### Work instructions
Copy the records that follow exactly as written, but not their pictures.

====

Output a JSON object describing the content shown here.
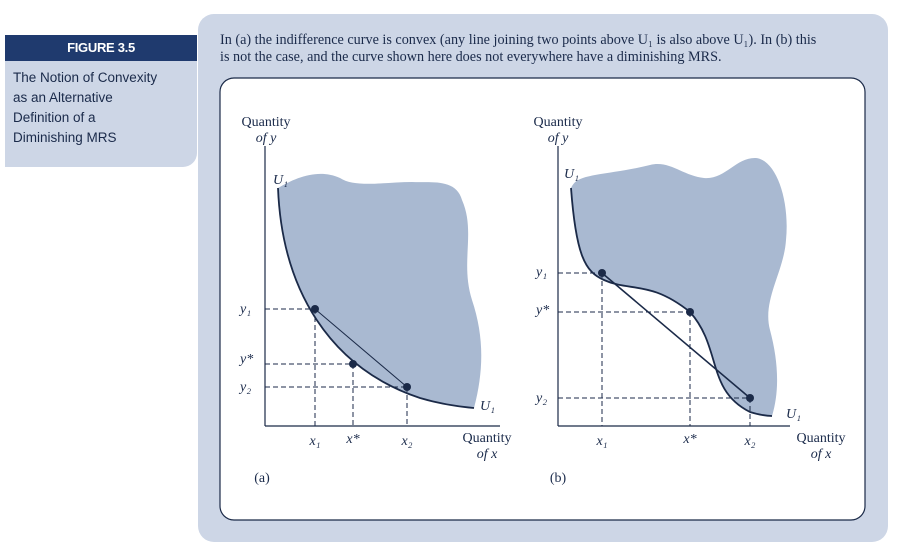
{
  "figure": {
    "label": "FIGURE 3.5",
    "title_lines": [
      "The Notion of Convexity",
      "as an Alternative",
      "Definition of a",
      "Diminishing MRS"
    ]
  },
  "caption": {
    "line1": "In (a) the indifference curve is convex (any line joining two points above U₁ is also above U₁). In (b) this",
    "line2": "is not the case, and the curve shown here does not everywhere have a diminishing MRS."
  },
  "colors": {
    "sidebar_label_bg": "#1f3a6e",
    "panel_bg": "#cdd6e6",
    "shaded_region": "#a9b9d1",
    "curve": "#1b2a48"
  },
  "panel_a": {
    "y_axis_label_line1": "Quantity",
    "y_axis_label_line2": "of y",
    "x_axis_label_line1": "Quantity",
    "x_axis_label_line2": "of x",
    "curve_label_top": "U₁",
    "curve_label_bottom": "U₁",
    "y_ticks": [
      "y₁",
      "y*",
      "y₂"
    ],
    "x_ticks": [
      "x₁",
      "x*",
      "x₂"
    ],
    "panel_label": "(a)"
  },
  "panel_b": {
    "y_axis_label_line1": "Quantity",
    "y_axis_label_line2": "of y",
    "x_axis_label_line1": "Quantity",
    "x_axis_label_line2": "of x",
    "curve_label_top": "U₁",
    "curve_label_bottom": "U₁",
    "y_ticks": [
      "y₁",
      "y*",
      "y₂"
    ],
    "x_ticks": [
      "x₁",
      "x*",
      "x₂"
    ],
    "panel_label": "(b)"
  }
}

====

### Expected answer
Output a JSON object describing the content shown here.
{
  "figure": {
    "label": "FIGURE 3.5",
    "title_lines": [
      "The Notion of Convexity",
      "as an Alternative",
      "Definition of a",
      "Diminishing MRS"
    ]
  },
  "caption": {
    "line1": "In (a) the indifference curve is convex (any line joining two points above U₁ is also above U₁). In (b) this",
    "line2": "is not the case, and the curve shown here does not everywhere have a diminishing MRS."
  },
  "colors": {
    "sidebar_label_bg": "#1f3a6e",
    "panel_bg": "#cdd6e6",
    "shaded_region": "#a9b9d1",
    "curve": "#1b2a48"
  },
  "panel_a": {
    "y_axis_label_line1": "Quantity",
    "y_axis_label_line2": "of y",
    "x_axis_label_line1": "Quantity",
    "x_axis_label_line2": "of x",
    "curve_label_top": "U₁",
    "curve_label_bottom": "U₁",
    "y_ticks": [
      "y₁",
      "y*",
      "y₂"
    ],
    "x_ticks": [
      "x₁",
      "x*",
      "x₂"
    ],
    "panel_label": "(a)"
  },
  "panel_b": {
    "y_axis_label_line1": "Quantity",
    "y_axis_label_line2": "of y",
    "x_axis_label_line1": "Quantity",
    "x_axis_label_line2": "of x",
    "curve_label_top": "U₁",
    "curve_label_bottom": "U₁",
    "y_ticks": [
      "y₁",
      "y*",
      "y₂"
    ],
    "x_ticks": [
      "x₁",
      "x*",
      "x₂"
    ],
    "panel_label": "(b)"
  }
}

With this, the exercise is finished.